**Given task:** Reproduce each line bearing the word "stacji".
:: Material ::
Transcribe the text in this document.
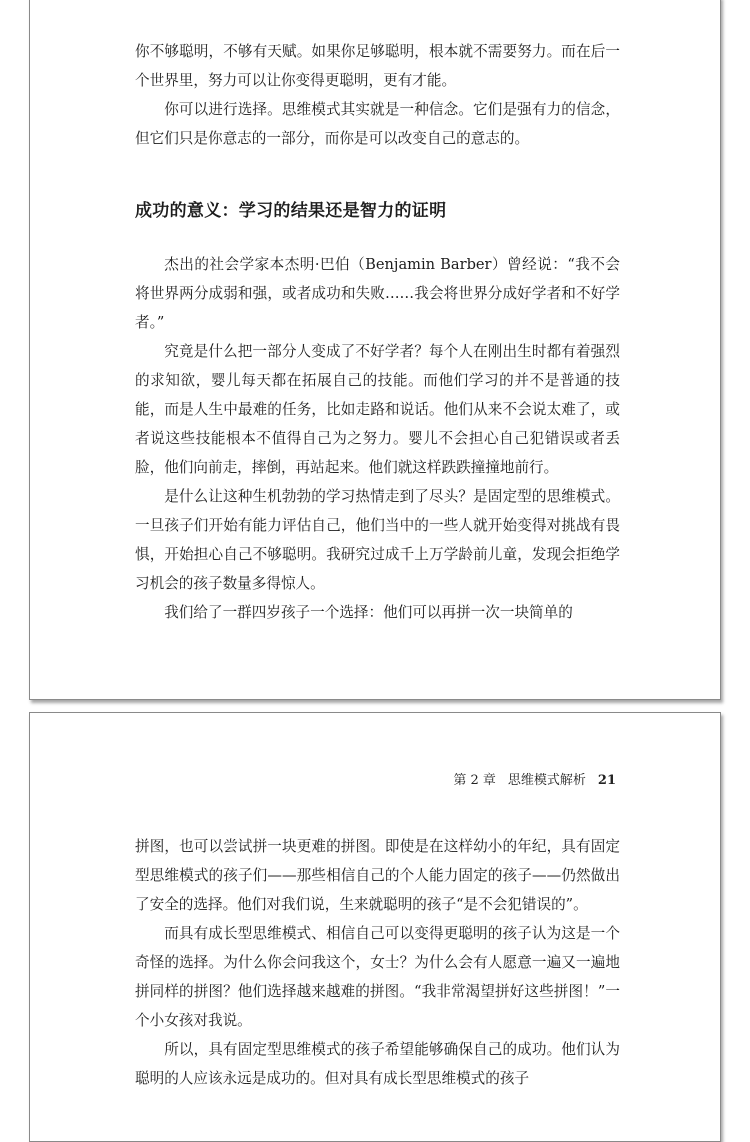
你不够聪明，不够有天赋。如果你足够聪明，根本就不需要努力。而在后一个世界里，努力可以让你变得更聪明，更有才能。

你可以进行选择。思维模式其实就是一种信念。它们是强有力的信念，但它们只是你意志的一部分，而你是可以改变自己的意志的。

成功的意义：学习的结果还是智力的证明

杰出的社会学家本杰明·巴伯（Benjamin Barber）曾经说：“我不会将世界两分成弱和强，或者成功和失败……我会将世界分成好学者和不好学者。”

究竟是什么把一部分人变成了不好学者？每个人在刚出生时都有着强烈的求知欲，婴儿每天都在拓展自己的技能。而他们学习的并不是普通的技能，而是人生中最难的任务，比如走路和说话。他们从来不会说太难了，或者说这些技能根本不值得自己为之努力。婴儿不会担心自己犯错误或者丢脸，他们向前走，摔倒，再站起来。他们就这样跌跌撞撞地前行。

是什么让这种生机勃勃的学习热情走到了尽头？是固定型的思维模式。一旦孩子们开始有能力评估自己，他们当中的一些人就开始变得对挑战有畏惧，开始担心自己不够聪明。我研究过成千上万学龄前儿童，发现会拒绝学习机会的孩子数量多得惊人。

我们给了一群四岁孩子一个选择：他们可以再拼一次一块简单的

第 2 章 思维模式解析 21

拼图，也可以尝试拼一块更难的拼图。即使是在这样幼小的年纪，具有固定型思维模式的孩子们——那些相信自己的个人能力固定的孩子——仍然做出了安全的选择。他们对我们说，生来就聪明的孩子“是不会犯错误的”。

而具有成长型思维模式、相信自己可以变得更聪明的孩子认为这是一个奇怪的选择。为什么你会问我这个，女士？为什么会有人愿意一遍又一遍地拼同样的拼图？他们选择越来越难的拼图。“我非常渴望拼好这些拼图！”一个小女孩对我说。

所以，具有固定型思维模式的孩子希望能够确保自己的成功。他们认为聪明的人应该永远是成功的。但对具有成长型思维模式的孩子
:::
:: Material ::
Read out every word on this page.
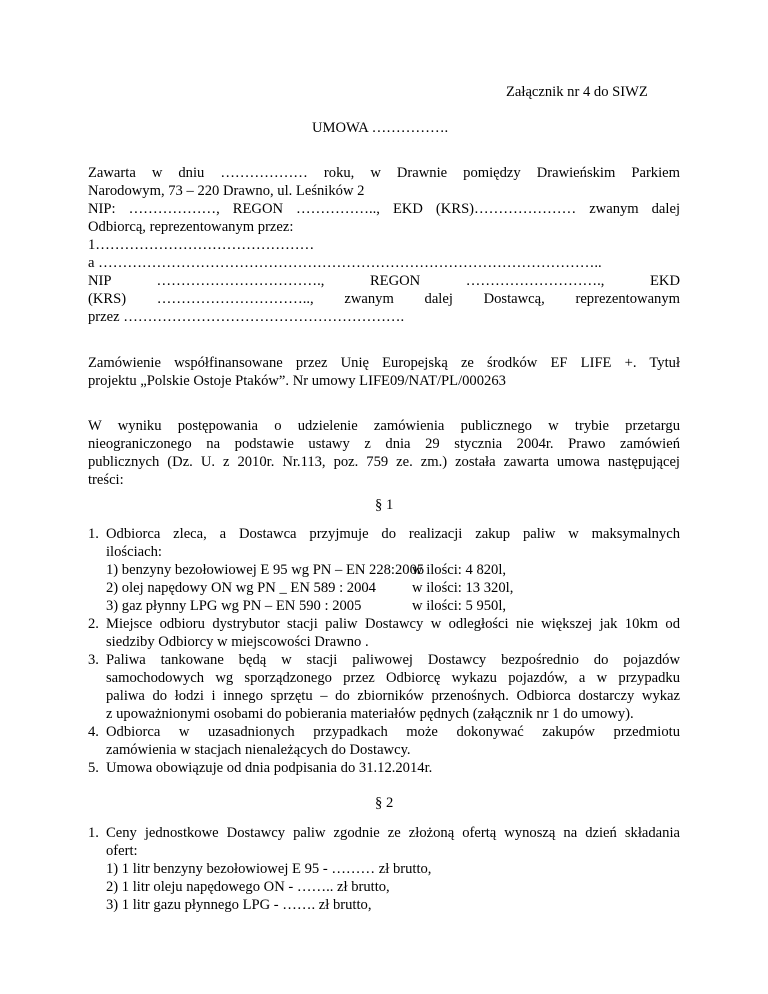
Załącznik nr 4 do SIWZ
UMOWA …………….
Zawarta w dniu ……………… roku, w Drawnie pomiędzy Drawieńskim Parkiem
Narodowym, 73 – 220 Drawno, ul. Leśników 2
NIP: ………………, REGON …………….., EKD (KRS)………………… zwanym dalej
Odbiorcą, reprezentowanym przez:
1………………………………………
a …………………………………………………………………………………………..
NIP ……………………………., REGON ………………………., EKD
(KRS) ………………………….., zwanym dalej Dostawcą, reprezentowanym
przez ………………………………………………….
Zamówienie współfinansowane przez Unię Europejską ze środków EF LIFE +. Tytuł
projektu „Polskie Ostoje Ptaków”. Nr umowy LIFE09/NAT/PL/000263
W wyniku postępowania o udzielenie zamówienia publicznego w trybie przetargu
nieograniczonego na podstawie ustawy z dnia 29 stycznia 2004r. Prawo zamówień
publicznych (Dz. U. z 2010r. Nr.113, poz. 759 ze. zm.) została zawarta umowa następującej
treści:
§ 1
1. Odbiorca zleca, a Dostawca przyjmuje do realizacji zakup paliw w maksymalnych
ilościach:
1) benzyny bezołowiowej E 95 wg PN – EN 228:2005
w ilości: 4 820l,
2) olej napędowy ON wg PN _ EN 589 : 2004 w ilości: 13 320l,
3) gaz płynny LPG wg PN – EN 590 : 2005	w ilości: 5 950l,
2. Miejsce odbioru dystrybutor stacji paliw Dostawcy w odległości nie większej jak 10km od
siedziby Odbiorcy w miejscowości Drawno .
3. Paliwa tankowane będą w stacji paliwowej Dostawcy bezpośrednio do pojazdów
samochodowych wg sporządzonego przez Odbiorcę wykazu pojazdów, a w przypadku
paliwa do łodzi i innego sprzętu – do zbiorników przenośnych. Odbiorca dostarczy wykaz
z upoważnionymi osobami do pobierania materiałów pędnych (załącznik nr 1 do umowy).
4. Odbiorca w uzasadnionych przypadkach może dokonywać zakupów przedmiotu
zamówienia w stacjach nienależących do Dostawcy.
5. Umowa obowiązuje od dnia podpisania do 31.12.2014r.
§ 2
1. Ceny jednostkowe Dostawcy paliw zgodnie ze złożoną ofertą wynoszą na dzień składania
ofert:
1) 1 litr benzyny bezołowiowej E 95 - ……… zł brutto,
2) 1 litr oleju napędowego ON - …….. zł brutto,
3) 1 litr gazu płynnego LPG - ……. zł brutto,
:::
**Output of the task:**
2. Miejsce odbioru dystrybutor stacji paliw Dostawcy w odległości nie większej jak 10km od
3. Paliwa tankowane będą w stacji paliwowej Dostawcy bezpośrednio do pojazdów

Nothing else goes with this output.